BRIEF
Give an exact copy of every line, leaving images out.

EXCERPTED RECORDS
[Start]
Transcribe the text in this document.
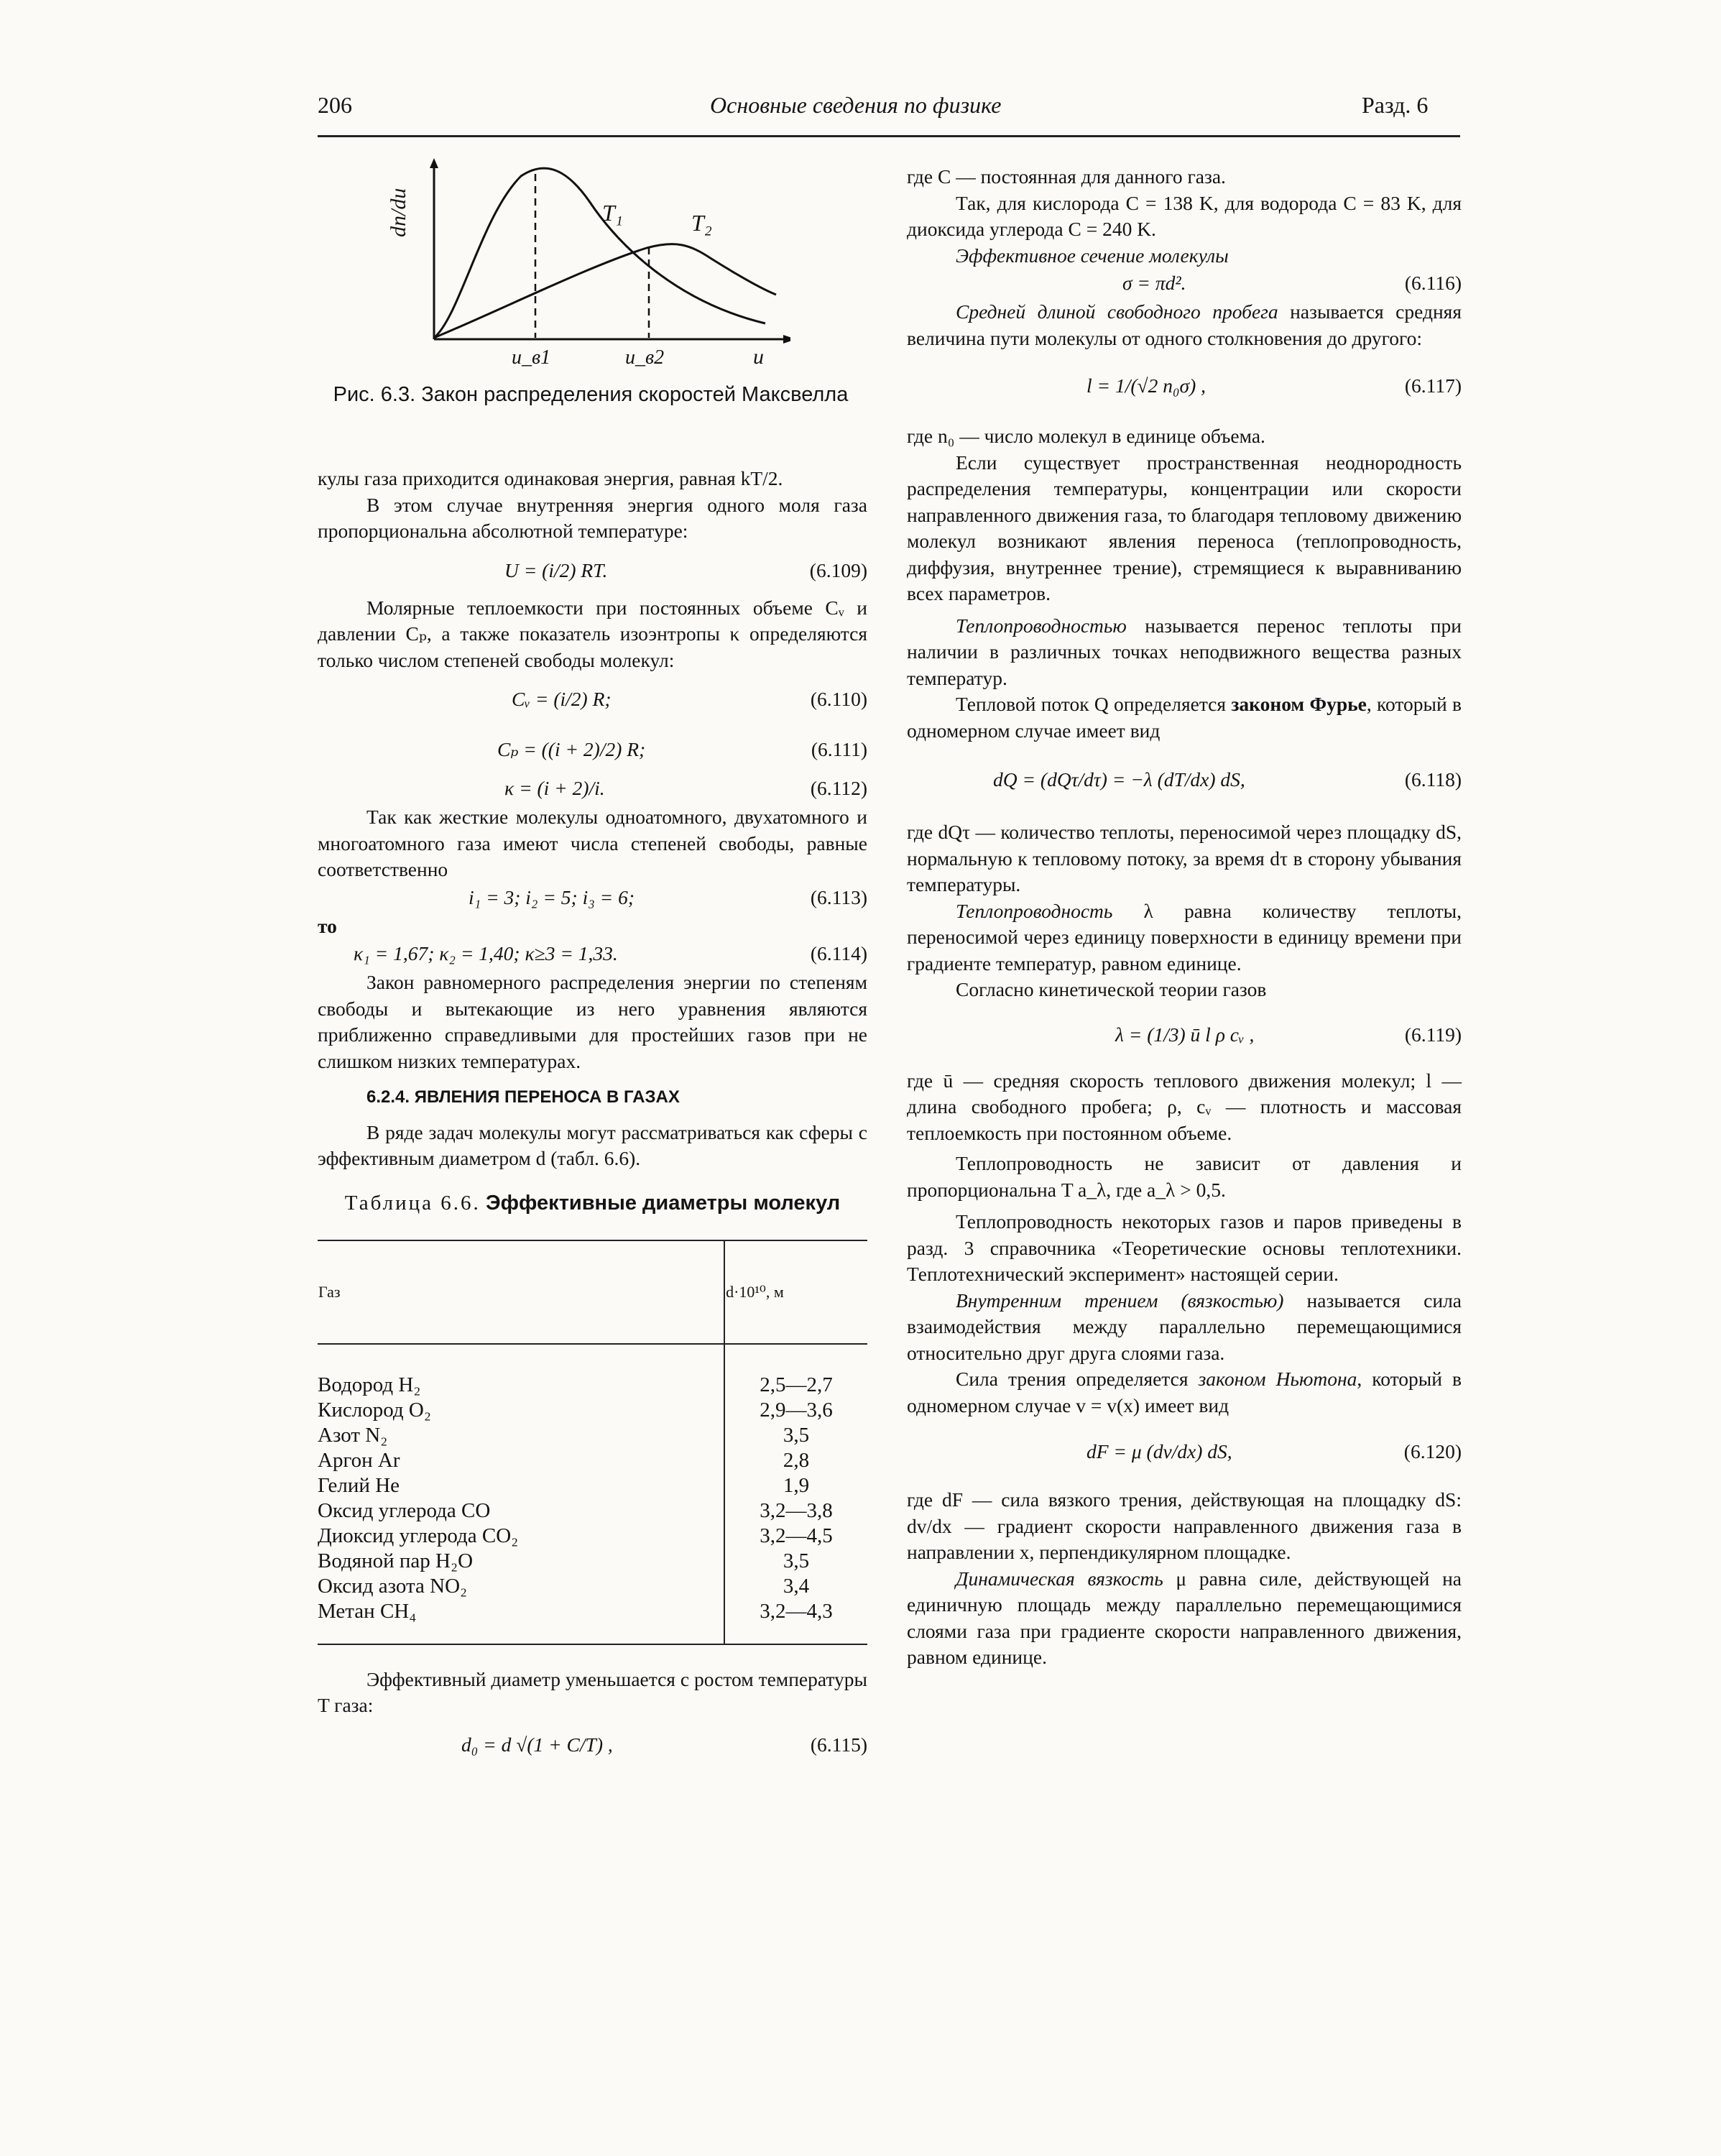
206	Основные сведения по физике	Разд. 6
dn/du	T₁	T₂
u_в1	u_в2	u
Рис. 6.3. Закон распределения скоростей Максвелла

кулы газа приходится одинаковая энергия, равная kT/2.

В этом случае внутренняя энергия одного моля газа пропорциональна абсолютной температуре:

U = (i/2) RT.	(6.109)

Молярные теплоемкости при постоянных объеме Cᵥ и давлении Cₚ, а также показатель изоэнтропы κ определяются только числом степеней свободы молекул:

Cᵥ = (i/2) R;	(6.110)
Cₚ = ((i + 2)/2) R;	(6.111)
κ = (i + 2)/i.	(6.112)

Так как жесткие молекулы одноатомного, двухатомного и многоатомного газа имеют числа степеней свободы, равные соответственно

i₁ = 3; i₂ = 5; i₃ = 6;	(6.113)

то

κ₁ = 1,67; κ₂ = 1,40; κ≥3 = 1,33.	(6.114)

Закон равномерного распределения энергии по степеням свободы и вытекающие из него уравнения являются приближенно справедливыми для простейших газов при не слишком низких температурах.

6.2.4. ЯВЛЕНИЯ ПЕРЕНОСА В ГАЗАХ

В ряде задач молекулы могут рассматриваться как сферы с эффективным диаметром d (табл. 6.6).

Таблица 6.6. Эффективные диаметры молекул
Газ	d·10¹⁰, м
Водород H₂	2,5—2,7
Кислород O₂	2,9—3,6
Азот N₂	3,5
Аргон Ar	2,8
Гелий He	1,9
Оксид углерода CO	3,2—3,8
Диоксид углерода CO₂	3,2—4,5
Водяной пар H₂O	3,5
Оксид азота NO₂	3,4
Метан CH₄	3,2—4,3

Эффективный диаметр уменьшается с ростом температуры T газа:

d₀ = d √(1 + C/T) ,	(6.115)

где C — постоянная для данного газа.

Так, для кислорода C = 138 K, для водорода C = 83 K, для диоксида углерода C = 240 K.

Эффективное сечение молекулы

σ = πd².	(6.116)

Средней длиной свободного пробега называется средняя величина пути молекулы от одного столкновения до другого:

l = 1/(√2 n₀σ) ,	(6.117)

где n₀ — число молекул в единице объема.

Если существует пространственная неоднородность распределения температуры, концентрации или скорости направленного движения газа, то благодаря тепловому движению молекул возникают явления переноса (теплопроводность, диффузия, внутреннее трение), стремящиеся к выравниванию всех параметров.

Теплопроводностью называется перенос теплоты при наличии в различных точках неподвижного вещества разных температур.

Тепловой поток Q определяется законом Фурье, который в одномерном случае имеет вид

dQ = (dQτ/dτ) = −λ (dT/dx) dS,	(6.118)

где dQτ — количество теплоты, переносимой через площадку dS, нормальную к тепловому потоку, за время dτ в сторону убывания температуры.

Теплопроводность λ равна количеству теплоты, переносимой через единицу поверхности в единицу времени при градиенте температур, равном единице.

Согласно кинетической теории газов

λ = (1/3) ū l ρ cᵥ ,	(6.119)

где ū — средняя скорость теплового движения молекул; l — длина свободного пробега; ρ, cᵥ — плотность и массовая теплоемкость при постоянном объеме.

Теплопроводность не зависит от давления и пропорциональна T a_λ, где a_λ > 0,5.

Теплопроводность некоторых газов и паров приведены в разд. 3 справочника «Теоретические основы теплотехники. Теплотехнический эксперимент» настоящей серии.

Внутренним трением (вязкостью) называется сила взаимодействия между параллельно перемещающимися относительно друг друга слоями газа.

Сила трения определяется законом Ньютона, который в одномерном случае v = v(x) имеет вид

dF = μ (dv/dx) dS,	(6.120)

где dF — сила вязкого трения, действующая на площадку dS: dv/dx — градиент скорости направленного движения газа в направлении x, перпендикулярном площадке.

Динамическая вязкость μ равна силе, действующей на единичную площадь между параллельно перемещающимися слоями газа при градиенте скорости направленного движения, равном единице.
[End]
TASK RESPONSE
Transcribe the text in this document.
206	Основные сведения по физике	Разд. 6
dn/du	T₁	T₂
u_в1	u_в2	u
Рис. 6.3. Закон распределения скоростей Максвелла

кулы газа приходится одинаковая энергия, равная kT/2.

В этом случае внутренняя энергия одного моля газа пропорциональна абсолютной температуре:

U = (i/2) RT.	(6.109)

Молярные теплоемкости при постоянных объеме Cᵥ и давлении Cₚ, а также показатель изоэнтропы κ определяются только числом степеней свободы молекул:

Cᵥ = (i/2) R;	(6.110)
Cₚ = ((i + 2)/2) R;	(6.111)
κ = (i + 2)/i.	(6.112)

Так как жесткие молекулы одноатомного, двухатомного и многоатомного газа имеют числа степеней свободы, равные соответственно

i₁ = 3; i₂ = 5; i₃ = 6;	(6.113)

то

κ₁ = 1,67; κ₂ = 1,40; κ≥3 = 1,33.	(6.114)

Закон равномерного распределения энергии по степеням свободы и вытекающие из него уравнения являются приближенно справедливыми для простейших газов при не слишком низких температурах.

6.2.4. ЯВЛЕНИЯ ПЕРЕНОСА В ГАЗАХ

В ряде задач молекулы могут рассматриваться как сферы с эффективным диаметром d (табл. 6.6).

Таблица 6.6. Эффективные диаметры молекул
Газ	d·10¹⁰, м
Водород H₂	2,5—2,7
Кислород O₂	2,9—3,6
Азот N₂	3,5
Аргон Ar	2,8
Гелий He	1,9
Оксид углерода CO	3,2—3,8
Диоксид углерода CO₂	3,2—4,5
Водяной пар H₂O	3,5
Оксид азота NO₂	3,4
Метан CH₄	3,2—4,3

Эффективный диаметр уменьшается с ростом температуры T газа:

d₀ = d √(1 + C/T) ,	(6.115)

где C — постоянная для данного газа.

Так, для кислорода C = 138 K, для водорода C = 83 K, для диоксида углерода C = 240 K.

Эффективное сечение молекулы

σ = πd².	(6.116)

Средней длиной свободного пробега называется средняя величина пути молекулы от одного столкновения до другого:

l = 1/(√2 n₀σ) ,	(6.117)

где n₀ — число молекул в единице объема.

Если существует пространственная неоднородность распределения температуры, концентрации или скорости направленного движения газа, то благодаря тепловому движению молекул возникают явления переноса (теплопроводность, диффузия, внутреннее трение), стремящиеся к выравниванию всех параметров.

Теплопроводностью называется перенос теплоты при наличии в различных точках неподвижного вещества разных температур.

Тепловой поток Q определяется законом Фурье, который в одномерном случае имеет вид

dQ = (dQτ/dτ) = −λ (dT/dx) dS,	(6.118)

где dQτ — количество теплоты, переносимой через площадку dS, нормальную к тепловому потоку, за время dτ в сторону убывания температуры.

Теплопроводность λ равна количеству теплоты, переносимой через единицу поверхности в единицу времени при градиенте температур, равном единице.

Согласно кинетической теории газов

λ = (1/3) ū l ρ cᵥ ,	(6.119)

где ū — средняя скорость теплового движения молекул; l — длина свободного пробега; ρ, cᵥ — плотность и массовая теплоемкость при постоянном объеме.

Теплопроводность не зависит от давления и пропорциональна T a_λ, где a_λ > 0,5.

Теплопроводность некоторых газов и паров приведены в разд. 3 справочника «Теоретические основы теплотехники. Теплотехнический эксперимент» настоящей серии.

Внутренним трением (вязкостью) называется сила взаимодействия между параллельно перемещающимися относительно друг друга слоями газа.

Сила трения определяется законом Ньютона, который в одномерном случае v = v(x) имеет вид

dF = μ (dv/dx) dS,	(6.120)

где dF — сила вязкого трения, действующая на площадку dS: dv/dx — градиент скорости направленного движения газа в направлении x, перпендикулярном площадке.

Динамическая вязкость μ равна силе, действующей на единичную площадь между параллельно перемещающимися слоями газа при градиенте скорости направленного движения, равном единице.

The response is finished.